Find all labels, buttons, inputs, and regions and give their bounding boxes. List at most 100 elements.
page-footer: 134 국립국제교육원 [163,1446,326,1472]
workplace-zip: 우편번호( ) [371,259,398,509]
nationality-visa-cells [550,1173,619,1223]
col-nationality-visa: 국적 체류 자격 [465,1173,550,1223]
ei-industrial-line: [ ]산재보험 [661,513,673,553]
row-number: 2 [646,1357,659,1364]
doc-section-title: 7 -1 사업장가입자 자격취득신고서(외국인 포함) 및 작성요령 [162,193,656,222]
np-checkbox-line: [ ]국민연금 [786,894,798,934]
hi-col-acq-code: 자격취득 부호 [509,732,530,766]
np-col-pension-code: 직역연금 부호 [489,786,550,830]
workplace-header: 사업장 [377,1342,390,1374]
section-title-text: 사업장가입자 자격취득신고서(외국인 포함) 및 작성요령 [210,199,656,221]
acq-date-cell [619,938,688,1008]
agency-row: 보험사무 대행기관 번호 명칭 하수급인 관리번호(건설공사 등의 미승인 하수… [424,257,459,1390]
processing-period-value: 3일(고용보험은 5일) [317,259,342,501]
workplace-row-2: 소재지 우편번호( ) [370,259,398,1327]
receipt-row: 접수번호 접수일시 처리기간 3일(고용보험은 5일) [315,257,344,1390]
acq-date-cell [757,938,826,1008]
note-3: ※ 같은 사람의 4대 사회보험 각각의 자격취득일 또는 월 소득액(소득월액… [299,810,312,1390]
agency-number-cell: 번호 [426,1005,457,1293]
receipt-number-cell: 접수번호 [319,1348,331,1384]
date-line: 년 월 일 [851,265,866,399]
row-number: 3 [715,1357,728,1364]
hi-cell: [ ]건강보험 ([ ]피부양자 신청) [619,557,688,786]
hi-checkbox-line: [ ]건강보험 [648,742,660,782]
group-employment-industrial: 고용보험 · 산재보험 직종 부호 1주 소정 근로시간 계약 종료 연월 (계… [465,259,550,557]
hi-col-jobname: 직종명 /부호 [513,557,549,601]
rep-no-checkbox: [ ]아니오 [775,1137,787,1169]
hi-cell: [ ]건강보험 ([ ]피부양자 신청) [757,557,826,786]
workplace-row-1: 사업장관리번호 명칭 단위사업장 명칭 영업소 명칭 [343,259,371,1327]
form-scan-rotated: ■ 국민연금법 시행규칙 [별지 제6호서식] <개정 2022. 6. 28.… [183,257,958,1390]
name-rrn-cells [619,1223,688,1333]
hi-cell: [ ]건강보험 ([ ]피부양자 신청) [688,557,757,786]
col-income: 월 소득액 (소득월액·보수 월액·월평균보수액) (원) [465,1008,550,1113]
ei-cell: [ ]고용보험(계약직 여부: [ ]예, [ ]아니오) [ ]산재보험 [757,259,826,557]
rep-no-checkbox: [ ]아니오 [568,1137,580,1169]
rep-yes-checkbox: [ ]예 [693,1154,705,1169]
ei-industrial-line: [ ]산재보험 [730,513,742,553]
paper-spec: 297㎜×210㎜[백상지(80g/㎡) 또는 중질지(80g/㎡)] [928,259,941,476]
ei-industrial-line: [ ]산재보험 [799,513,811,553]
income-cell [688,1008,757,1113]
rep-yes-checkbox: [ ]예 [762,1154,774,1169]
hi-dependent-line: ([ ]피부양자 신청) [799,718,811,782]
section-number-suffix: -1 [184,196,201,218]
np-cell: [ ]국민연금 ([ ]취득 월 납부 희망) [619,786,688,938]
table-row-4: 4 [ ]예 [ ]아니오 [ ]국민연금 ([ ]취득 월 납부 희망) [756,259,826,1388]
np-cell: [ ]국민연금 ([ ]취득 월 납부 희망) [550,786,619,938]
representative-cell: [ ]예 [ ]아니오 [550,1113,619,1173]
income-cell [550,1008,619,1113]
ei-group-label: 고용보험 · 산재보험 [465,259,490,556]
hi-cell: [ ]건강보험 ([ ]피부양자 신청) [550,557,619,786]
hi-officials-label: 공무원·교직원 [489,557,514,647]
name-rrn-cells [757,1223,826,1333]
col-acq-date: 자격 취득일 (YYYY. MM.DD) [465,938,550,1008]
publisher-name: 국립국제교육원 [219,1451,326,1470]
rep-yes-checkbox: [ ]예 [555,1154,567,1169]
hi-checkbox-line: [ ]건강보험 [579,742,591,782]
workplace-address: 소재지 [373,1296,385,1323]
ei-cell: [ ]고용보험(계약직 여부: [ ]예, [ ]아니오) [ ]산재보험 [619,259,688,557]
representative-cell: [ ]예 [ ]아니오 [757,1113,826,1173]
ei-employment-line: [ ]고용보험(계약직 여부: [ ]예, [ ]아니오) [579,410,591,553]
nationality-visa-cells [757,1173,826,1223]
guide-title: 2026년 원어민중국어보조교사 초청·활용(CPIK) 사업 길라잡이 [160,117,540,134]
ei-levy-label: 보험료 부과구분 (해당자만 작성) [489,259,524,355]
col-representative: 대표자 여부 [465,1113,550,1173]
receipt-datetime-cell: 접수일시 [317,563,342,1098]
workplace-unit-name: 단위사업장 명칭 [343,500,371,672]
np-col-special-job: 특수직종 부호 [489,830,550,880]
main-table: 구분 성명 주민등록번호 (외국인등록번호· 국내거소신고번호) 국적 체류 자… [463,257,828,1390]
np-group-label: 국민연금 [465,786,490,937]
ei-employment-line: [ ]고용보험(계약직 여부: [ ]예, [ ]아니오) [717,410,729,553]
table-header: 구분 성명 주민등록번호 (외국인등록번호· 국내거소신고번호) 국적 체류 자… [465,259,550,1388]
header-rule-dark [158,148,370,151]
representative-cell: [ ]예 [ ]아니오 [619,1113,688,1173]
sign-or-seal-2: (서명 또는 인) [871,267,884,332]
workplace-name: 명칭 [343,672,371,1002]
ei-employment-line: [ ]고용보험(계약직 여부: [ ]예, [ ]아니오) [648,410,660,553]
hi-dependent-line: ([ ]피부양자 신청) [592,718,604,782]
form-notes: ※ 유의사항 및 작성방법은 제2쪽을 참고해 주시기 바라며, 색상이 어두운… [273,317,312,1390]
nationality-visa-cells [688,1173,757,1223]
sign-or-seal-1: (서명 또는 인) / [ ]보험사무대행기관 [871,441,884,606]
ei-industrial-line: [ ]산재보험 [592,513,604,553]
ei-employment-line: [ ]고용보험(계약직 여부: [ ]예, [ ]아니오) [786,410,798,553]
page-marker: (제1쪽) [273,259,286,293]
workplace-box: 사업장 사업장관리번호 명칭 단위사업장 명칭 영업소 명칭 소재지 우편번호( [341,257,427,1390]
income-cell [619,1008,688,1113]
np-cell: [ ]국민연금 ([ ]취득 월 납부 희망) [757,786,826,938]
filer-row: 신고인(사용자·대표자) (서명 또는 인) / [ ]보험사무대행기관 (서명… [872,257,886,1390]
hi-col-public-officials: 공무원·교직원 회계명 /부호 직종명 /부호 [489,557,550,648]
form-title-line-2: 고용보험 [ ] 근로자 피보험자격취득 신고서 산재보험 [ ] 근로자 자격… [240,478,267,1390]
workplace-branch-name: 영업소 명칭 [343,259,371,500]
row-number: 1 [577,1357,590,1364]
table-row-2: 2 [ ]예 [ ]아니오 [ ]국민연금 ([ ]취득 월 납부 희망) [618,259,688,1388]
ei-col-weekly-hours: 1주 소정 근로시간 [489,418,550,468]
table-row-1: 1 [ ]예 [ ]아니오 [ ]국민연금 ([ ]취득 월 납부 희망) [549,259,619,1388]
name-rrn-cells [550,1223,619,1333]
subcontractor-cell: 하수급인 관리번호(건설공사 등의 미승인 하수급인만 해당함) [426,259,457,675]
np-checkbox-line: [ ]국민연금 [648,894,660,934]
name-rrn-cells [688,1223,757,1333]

++++++++++

Task goal:
Locate each line in the material above that contains the string "nationality", and reproduce every such line in full.

Result of this exercise:
nationality-visa-cells [550,1173,619,1223]
col-nationality-visa: 국적 체류 자격 [465,1173,550,1223]
nationality-visa-cells [757,1173,826,1223]
nationality-visa-cells [688,1173,757,1223]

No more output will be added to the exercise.